Your instructions: Find the lines that contain the word "JSON" and copy each one.

[Stored items from a collection]
────────────────────

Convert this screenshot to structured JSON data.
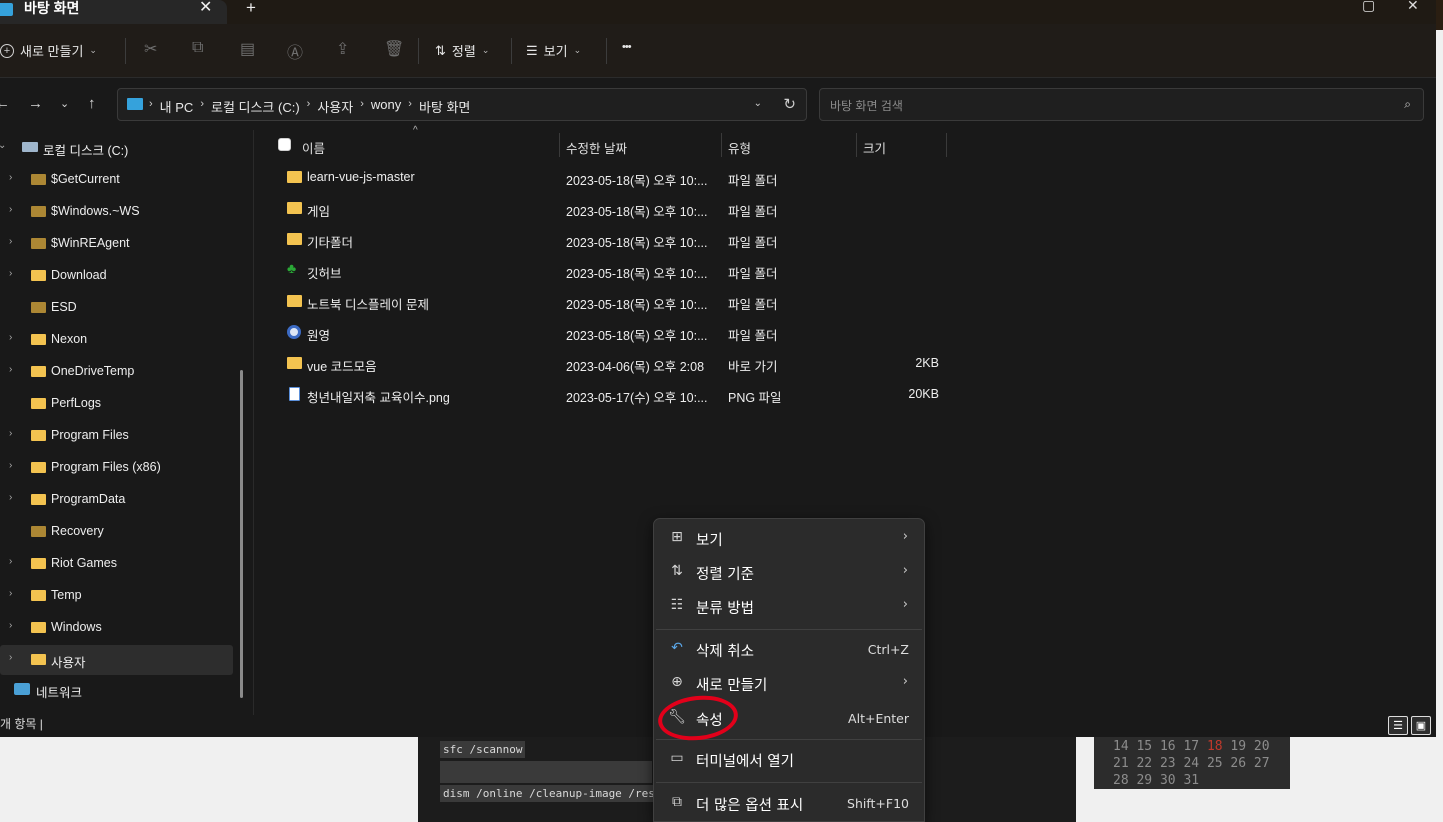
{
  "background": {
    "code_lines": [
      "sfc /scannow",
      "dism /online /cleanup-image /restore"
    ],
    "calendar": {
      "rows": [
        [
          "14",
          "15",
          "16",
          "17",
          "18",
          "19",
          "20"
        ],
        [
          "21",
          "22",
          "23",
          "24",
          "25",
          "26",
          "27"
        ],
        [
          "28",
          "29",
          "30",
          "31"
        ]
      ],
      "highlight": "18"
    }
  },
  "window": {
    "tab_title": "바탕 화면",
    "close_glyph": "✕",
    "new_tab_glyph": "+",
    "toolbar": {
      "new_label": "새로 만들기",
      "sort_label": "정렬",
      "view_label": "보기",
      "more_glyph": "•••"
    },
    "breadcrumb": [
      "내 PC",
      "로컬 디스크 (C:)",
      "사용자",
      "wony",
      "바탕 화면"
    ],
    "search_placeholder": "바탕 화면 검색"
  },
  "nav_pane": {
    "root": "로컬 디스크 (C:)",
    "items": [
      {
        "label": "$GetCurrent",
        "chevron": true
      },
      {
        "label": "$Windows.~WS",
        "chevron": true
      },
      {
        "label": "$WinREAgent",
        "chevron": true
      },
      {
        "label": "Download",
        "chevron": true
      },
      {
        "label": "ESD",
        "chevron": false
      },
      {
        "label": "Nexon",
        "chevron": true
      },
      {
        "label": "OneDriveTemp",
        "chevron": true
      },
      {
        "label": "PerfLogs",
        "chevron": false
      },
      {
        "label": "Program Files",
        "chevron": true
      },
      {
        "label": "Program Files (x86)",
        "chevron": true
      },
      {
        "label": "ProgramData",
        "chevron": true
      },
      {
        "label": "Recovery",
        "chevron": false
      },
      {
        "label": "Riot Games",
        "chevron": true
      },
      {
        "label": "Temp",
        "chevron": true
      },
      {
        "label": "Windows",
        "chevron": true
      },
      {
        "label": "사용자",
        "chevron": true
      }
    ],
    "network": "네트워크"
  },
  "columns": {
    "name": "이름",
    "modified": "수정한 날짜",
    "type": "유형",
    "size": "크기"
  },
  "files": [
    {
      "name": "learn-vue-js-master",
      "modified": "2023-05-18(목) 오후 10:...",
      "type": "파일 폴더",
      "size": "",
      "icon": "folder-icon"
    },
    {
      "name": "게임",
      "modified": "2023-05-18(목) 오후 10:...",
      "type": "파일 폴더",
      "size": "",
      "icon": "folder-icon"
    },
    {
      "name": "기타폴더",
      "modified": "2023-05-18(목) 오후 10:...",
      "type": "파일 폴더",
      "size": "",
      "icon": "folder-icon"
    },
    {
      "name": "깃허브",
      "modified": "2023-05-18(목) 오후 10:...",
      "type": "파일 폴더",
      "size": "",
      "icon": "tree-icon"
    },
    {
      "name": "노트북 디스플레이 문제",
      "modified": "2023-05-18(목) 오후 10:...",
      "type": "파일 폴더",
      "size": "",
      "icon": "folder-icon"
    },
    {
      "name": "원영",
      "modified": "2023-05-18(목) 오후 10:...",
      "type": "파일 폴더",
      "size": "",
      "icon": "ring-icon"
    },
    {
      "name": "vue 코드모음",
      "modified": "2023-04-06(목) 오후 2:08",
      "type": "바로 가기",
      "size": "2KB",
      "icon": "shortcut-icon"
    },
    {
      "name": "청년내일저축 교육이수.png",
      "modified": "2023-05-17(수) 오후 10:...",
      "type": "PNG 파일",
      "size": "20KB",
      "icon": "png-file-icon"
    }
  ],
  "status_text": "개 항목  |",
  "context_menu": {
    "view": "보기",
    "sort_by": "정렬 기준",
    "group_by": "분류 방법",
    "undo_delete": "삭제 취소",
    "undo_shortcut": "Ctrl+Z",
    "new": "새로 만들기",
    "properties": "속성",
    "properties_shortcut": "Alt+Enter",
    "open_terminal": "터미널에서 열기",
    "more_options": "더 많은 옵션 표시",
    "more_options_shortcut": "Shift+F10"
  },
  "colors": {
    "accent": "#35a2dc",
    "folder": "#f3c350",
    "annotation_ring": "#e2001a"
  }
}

────────────────────

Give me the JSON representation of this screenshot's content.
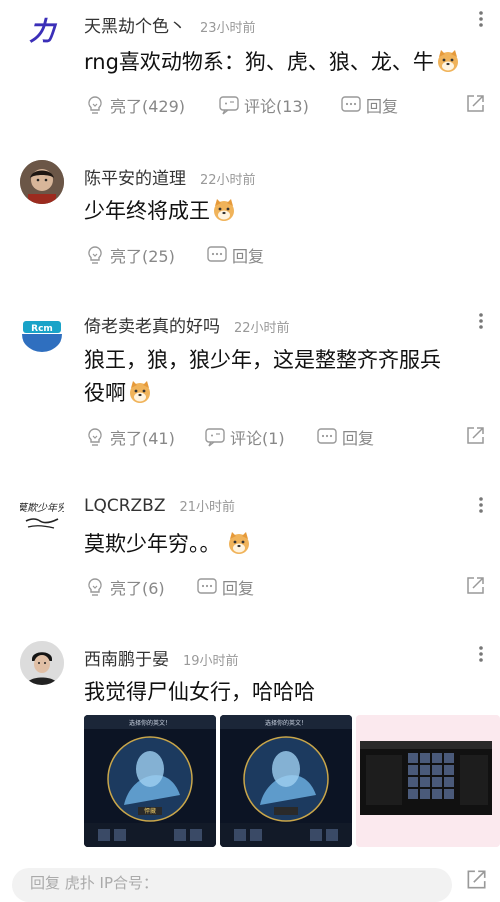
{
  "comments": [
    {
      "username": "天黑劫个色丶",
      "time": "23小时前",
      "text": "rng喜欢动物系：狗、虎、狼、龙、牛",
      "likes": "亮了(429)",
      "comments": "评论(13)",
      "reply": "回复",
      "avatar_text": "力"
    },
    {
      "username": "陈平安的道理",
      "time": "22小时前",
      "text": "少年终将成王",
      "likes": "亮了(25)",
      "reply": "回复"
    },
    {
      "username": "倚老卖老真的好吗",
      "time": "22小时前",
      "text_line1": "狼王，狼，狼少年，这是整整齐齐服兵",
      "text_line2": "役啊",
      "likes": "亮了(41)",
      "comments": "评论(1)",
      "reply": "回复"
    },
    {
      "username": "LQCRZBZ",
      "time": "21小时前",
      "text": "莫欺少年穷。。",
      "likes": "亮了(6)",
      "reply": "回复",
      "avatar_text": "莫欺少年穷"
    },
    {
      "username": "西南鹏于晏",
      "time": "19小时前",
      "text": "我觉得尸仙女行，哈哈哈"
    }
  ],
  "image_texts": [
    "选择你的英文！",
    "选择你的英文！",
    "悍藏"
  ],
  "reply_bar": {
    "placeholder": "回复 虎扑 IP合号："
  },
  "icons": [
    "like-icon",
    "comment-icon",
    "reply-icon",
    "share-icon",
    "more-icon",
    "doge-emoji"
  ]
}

────────────────────

Exercise solution:
Convert this screenshot to structured JSON data.
Give me the JSON representation of this screenshot's content.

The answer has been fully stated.